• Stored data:

%%

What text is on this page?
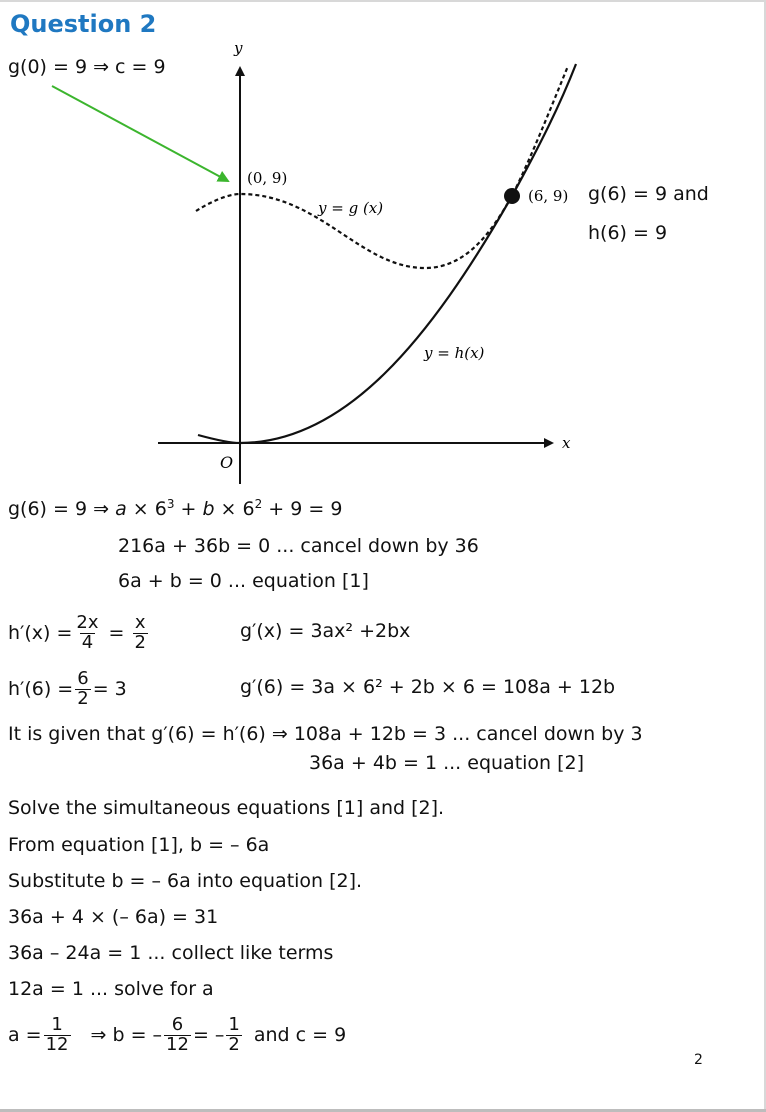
Question 2
g(0) = 9 ⇒ c = 9
y
x
O
(0, 9)
(6, 9)
y = g (x)
y = h(x)
g(6) = 9 and
h(6) = 9
g(6) = 9 ⇒ $a \times 6^3 + b \times 6^2 + 9 = 9$
216a + 36b = 0 ... cancel down by 36
6a + b = 0 ... equation [1]
$h'(x) = \frac{2x}{4} = \frac{x}{2}$	g′(x) = 3ax² +2bx
$h'(6) = \frac{6}{2} = 3$	g′(6) = 3a × 6² + 2b × 6 = 108a + 12b
It is given that g′(6) = h′(6) ⇒ 108a + 12b = 3 ... cancel down by 3
36a + 4b = 1 ... equation [2]
Solve the simultaneous equations [1] and [2].
From equation [1], b = – 6a
Substitute b = – 6a into equation [2].
36a + 4 × (– 6a) = 31
36a – 24a = 1 ... collect like terms
12a = 1 ... solve for a
$a = \frac{1}{12}$ ⇒ b = – $\frac{6}{12}$ = – $\frac{1}{2}$ and c = 9
2
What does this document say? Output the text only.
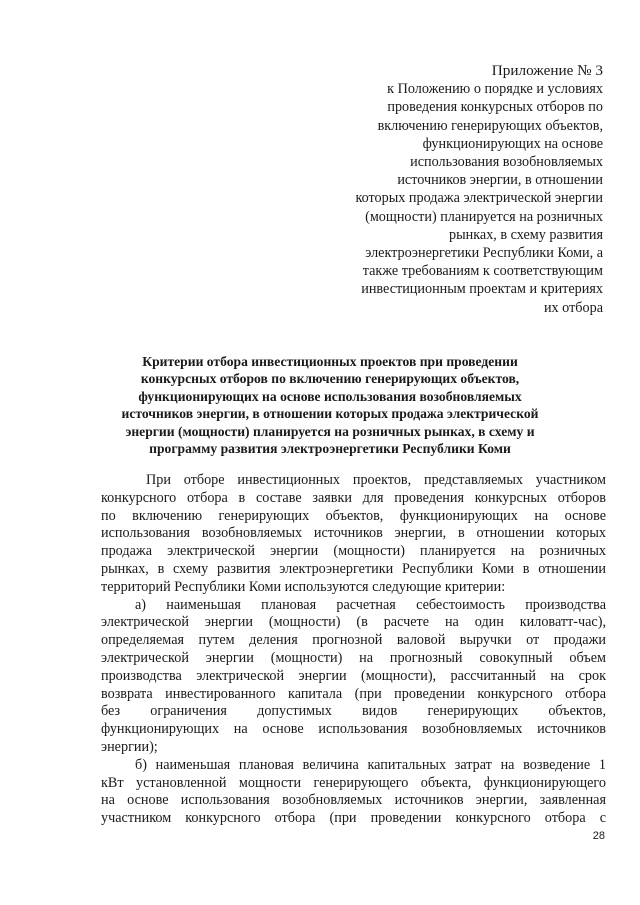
Приложение № 3
к Положению о порядке и условиях
проведения конкурсных отборов по
включению генерирующих объектов,
функционирующих на основе
использования возобновляемых
источников энергии, в отношении
которых продажа электрической энергии
(мощности) планируется на розничных
рынках, в схему развития
электроэнергетики Республики Коми, а
также требованиям к соответствующим
инвестиционным проектам и критериях
их отбора
Критерии отбора инвестиционных проектов при проведении
конкурсных отборов по включению генерирующих объектов,
функционирующих на основе использования возобновляемых
источников энергии, в отношении которых продажа электрической
энергии (мощности) планируется на розничных рынках, в схему и
программу развития электроэнергетики Республики Коми
При отборе инвестиционных проектов, представляемых участником
конкурсного отбора в составе заявки для проведения конкурсных отборов
по включению генерирующих объектов, функционирующих на основе
использования возобновляемых источников энергии, в отношении которых
продажа электрической энергии (мощности) планируется на розничных
рынках, в схему развития электроэнергетики Республики Коми в отношении
территорий Республики Коми используются следующие критерии:
а) наименьшая плановая расчетная себестоимость производства
электрической энергии (мощности) (в расчете на один киловатт-час),
определяемая путем деления прогнозной валовой выручки от продажи
электрической энергии (мощности) на прогнозный совокупный объем
производства электрической энергии (мощности), рассчитанный на срок
возврата инвестированного капитала (при проведении конкурсного отбора
без ограничения допустимых видов генерирующих объектов,
функционирующих на основе использования возобновляемых источников
энергии);
б) наименьшая плановая величина капитальных затрат на возведение 1
кВт установленной мощности генерирующего объекта, функционирующего
на основе использования возобновляемых источников энергии, заявленная
участником конкурсного отбора (при проведении конкурсного отбора с
28
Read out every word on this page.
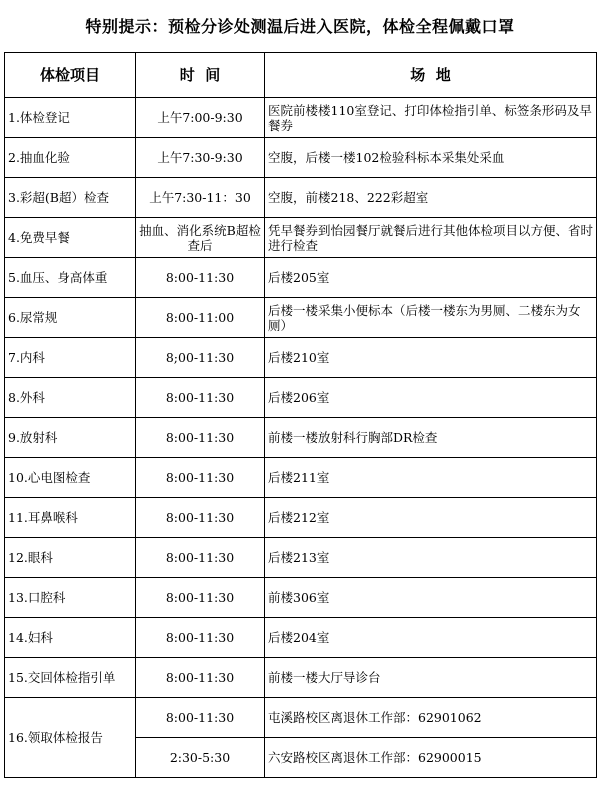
特别提示：预检分诊处测温后进入医院，体检全程佩戴口罩
体检项目	时  间	场  地
1.体检登记	上午7:00-9:30	医院前楼楼110室登记、打印体检指引单、标签条形码及早餐券
2.抽血化验	上午7:30-9:30	空腹，后楼一楼102检验科标本采集处采血
3.彩超(B超）检查	上午7:30-11：30	空腹，前楼218、222彩超室
4.免费早餐	抽血、消化系统B超检查后	凭早餐券到怡园餐厅就餐后进行其他体检项目以方便、省时进行检查
5.血压、身高体重	8:00-11:30	后楼205室
6.尿常规	8:00-11:00	后楼一楼采集小便标本（后楼一楼东为男厕、二楼东为女厕）
7.内科	8;00-11:30	后楼210室
8.外科	8:00-11:30	后楼206室
9.放射科	8:00-11:30	前楼一楼放射科行胸部DR检查
10.心电图检查	8:00-11:30	后楼211室
11.耳鼻喉科	8:00-11:30	后楼212室
12.眼科	8:00-11:30	后楼213室
13.口腔科	8:00-11:30	前楼306室
14.妇科	8:00-11:30	后楼204室
15.交回体检指引单	8:00-11:30	前楼一楼大厅导诊台
16.领取体检报告	8:00-11:30	屯溪路校区离退休工作部：62901062
	2:30-5:30	六安路校区离退休工作部：62900015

%%

• Required work: Output exactly the lines from the one containing "Read out every word on this page." through the last line of the records above, both included, leaving out any pictures.

• Result:
Read out every word on this page.
特别提示：预检分诊处测温后进入医院，体检全程佩戴口罩
体检项目	时  间	场  地
1.体检登记	上午7:00-9:30	医院前楼楼110室登记、打印体检指引单、标签条形码及早餐券
2.抽血化验	上午7:30-9:30	空腹，后楼一楼102检验科标本采集处采血
3.彩超(B超）检查	上午7:30-11：30	空腹，前楼218、222彩超室
4.免费早餐	抽血、消化系统B超检查后	凭早餐券到怡园餐厅就餐后进行其他体检项目以方便、省时进行检查
5.血压、身高体重	8:00-11:30	后楼205室
6.尿常规	8:00-11:00	后楼一楼采集小便标本（后楼一楼东为男厕、二楼东为女厕）
7.内科	8;00-11:30	后楼210室
8.外科	8:00-11:30	后楼206室
9.放射科	8:00-11:30	前楼一楼放射科行胸部DR检查
10.心电图检查	8:00-11:30	后楼211室
11.耳鼻喉科	8:00-11:30	后楼212室
12.眼科	8:00-11:30	后楼213室
13.口腔科	8:00-11:30	前楼306室
14.妇科	8:00-11:30	后楼204室
15.交回体检指引单	8:00-11:30	前楼一楼大厅导诊台
16.领取体检报告	8:00-11:30	屯溪路校区离退休工作部：62901062
	2:30-5:30	六安路校区离退休工作部：62900015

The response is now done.